══ Records supplied
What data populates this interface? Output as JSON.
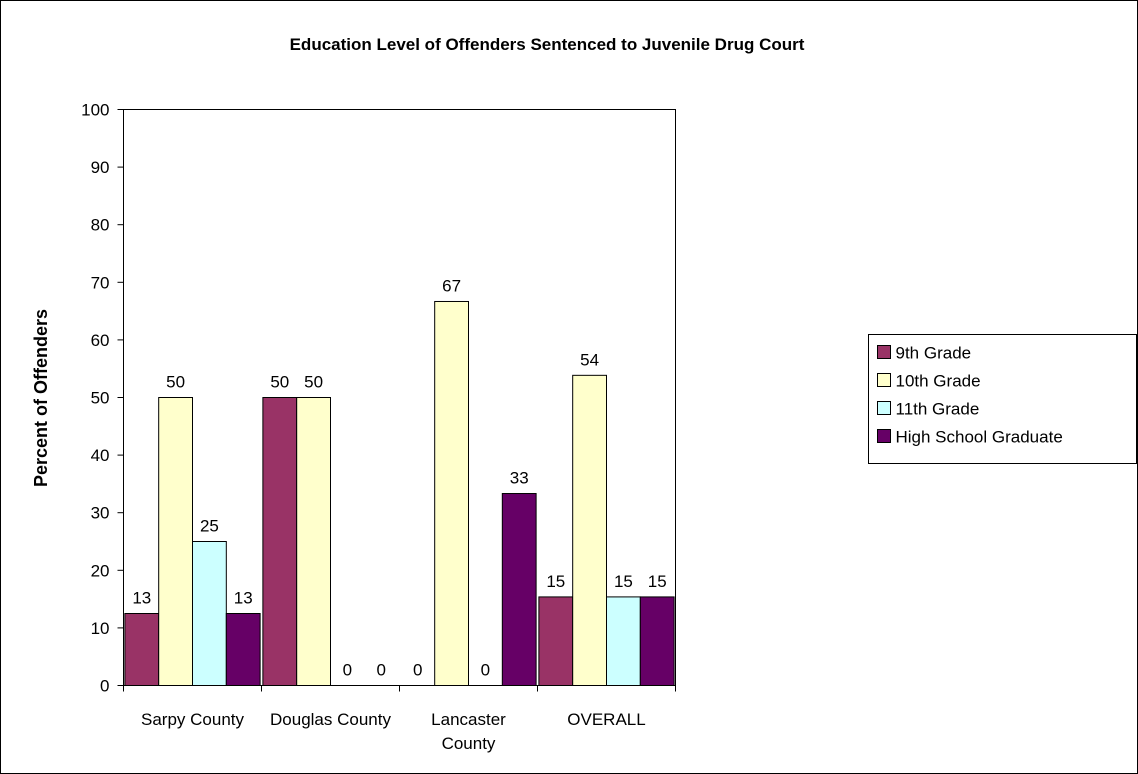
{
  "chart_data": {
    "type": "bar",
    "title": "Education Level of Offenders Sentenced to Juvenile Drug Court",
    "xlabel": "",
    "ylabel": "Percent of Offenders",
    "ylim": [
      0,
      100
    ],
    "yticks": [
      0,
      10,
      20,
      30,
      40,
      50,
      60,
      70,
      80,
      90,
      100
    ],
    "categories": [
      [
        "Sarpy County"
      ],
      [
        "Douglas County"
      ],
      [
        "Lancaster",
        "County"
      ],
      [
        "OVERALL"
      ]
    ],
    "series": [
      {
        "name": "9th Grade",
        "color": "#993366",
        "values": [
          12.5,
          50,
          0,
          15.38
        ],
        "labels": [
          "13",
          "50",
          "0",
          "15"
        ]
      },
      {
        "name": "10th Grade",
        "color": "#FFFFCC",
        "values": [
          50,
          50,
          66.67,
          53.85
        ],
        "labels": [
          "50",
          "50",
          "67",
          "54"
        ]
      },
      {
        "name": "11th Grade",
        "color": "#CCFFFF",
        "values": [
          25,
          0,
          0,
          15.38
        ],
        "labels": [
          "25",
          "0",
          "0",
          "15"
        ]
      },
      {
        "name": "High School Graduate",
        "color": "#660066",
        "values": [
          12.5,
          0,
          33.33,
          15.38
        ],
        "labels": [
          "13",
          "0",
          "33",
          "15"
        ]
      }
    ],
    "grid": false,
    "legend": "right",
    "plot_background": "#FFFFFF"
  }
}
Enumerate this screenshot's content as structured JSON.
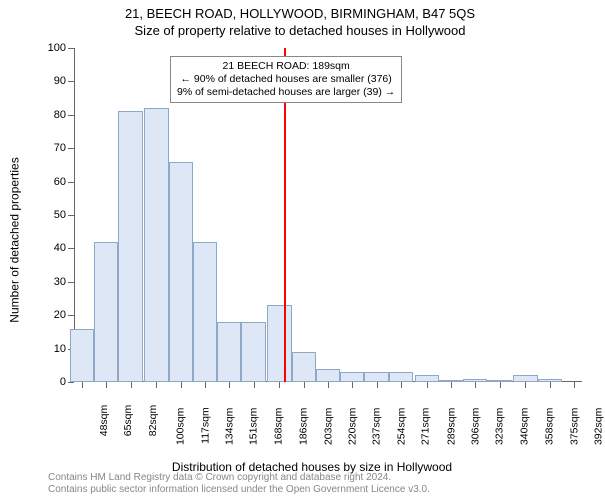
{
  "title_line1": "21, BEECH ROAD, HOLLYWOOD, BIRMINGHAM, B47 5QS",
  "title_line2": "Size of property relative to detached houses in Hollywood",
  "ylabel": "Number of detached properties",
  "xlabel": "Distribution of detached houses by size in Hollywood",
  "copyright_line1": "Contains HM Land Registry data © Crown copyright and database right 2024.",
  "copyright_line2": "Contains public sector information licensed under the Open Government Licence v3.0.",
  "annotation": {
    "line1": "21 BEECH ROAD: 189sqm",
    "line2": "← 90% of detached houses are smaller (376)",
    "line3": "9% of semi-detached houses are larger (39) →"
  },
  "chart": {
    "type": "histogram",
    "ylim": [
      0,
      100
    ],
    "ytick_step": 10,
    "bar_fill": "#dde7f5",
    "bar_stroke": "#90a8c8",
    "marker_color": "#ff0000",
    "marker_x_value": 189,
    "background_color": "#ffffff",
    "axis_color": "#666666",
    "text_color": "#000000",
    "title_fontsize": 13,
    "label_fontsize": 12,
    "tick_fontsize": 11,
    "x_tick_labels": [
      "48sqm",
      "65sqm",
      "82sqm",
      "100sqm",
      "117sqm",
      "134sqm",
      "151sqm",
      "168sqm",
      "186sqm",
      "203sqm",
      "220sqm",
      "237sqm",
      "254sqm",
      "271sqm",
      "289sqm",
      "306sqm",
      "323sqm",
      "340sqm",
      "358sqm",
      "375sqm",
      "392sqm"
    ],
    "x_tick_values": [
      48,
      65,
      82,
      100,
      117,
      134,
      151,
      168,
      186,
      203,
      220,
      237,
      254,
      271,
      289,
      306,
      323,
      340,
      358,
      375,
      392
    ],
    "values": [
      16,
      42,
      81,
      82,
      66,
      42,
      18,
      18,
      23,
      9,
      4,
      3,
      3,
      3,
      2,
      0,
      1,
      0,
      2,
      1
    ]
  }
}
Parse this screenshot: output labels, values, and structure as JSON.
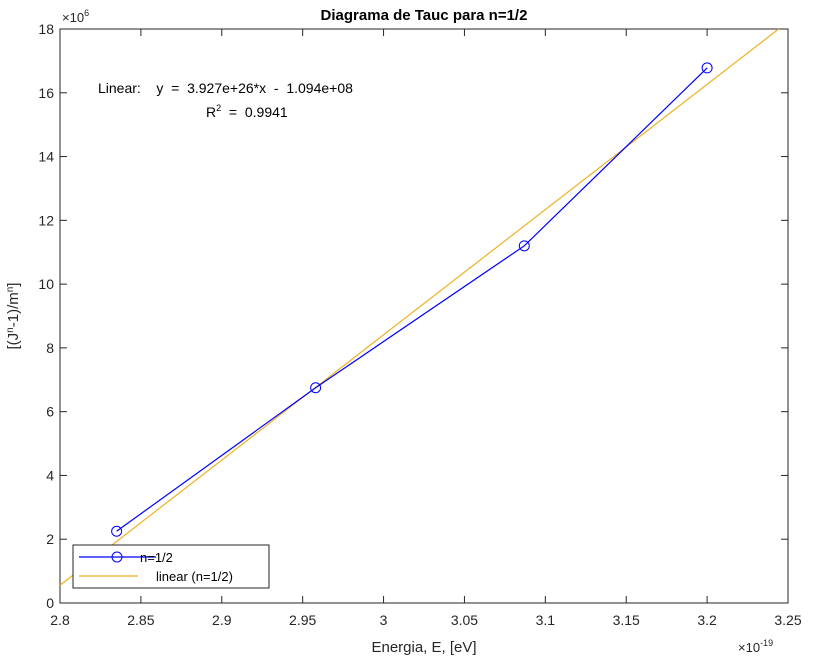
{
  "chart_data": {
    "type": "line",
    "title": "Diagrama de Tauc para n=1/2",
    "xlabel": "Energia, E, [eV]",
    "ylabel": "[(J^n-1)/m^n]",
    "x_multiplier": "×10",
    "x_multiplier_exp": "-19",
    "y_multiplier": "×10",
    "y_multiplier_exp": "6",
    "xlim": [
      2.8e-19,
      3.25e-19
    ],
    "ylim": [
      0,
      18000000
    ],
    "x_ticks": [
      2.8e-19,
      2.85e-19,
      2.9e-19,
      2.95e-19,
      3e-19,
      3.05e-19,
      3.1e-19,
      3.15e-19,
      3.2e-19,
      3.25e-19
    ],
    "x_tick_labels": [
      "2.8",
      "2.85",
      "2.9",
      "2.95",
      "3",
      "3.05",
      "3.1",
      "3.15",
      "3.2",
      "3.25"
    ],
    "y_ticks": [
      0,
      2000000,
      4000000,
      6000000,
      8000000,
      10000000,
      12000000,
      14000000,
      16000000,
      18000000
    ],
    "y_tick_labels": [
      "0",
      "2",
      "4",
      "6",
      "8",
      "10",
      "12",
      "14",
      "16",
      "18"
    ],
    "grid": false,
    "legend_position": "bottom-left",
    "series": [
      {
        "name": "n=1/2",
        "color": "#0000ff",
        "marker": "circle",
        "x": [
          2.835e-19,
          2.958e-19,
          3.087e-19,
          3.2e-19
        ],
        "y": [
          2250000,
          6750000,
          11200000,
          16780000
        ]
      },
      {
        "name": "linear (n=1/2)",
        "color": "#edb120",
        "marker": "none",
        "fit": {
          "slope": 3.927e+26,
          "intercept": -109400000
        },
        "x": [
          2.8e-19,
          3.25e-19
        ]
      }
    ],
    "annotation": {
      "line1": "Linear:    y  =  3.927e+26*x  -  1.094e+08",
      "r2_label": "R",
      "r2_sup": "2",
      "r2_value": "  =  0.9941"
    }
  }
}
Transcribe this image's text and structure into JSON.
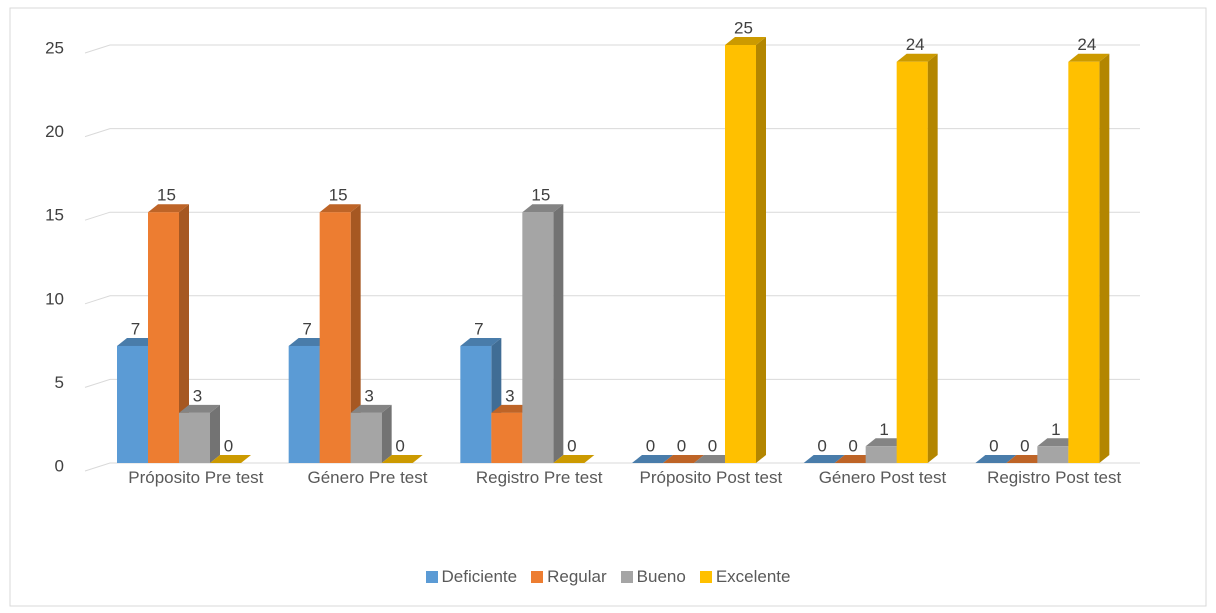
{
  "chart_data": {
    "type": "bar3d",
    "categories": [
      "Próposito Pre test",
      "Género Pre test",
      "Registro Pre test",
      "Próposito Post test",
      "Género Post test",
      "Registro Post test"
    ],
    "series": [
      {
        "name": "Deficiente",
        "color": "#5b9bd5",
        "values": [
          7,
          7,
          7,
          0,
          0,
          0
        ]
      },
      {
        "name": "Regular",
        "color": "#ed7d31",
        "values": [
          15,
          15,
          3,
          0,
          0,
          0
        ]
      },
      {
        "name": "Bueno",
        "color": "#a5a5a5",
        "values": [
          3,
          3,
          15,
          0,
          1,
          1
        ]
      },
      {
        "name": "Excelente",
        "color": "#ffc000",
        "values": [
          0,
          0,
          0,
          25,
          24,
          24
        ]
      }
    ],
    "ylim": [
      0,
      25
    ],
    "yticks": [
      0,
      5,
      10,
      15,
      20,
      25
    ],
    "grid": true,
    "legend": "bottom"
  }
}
════
# Given request
Only a number is expected here: the count of lines in the listing that hold the string "ROAD".

# Final result
2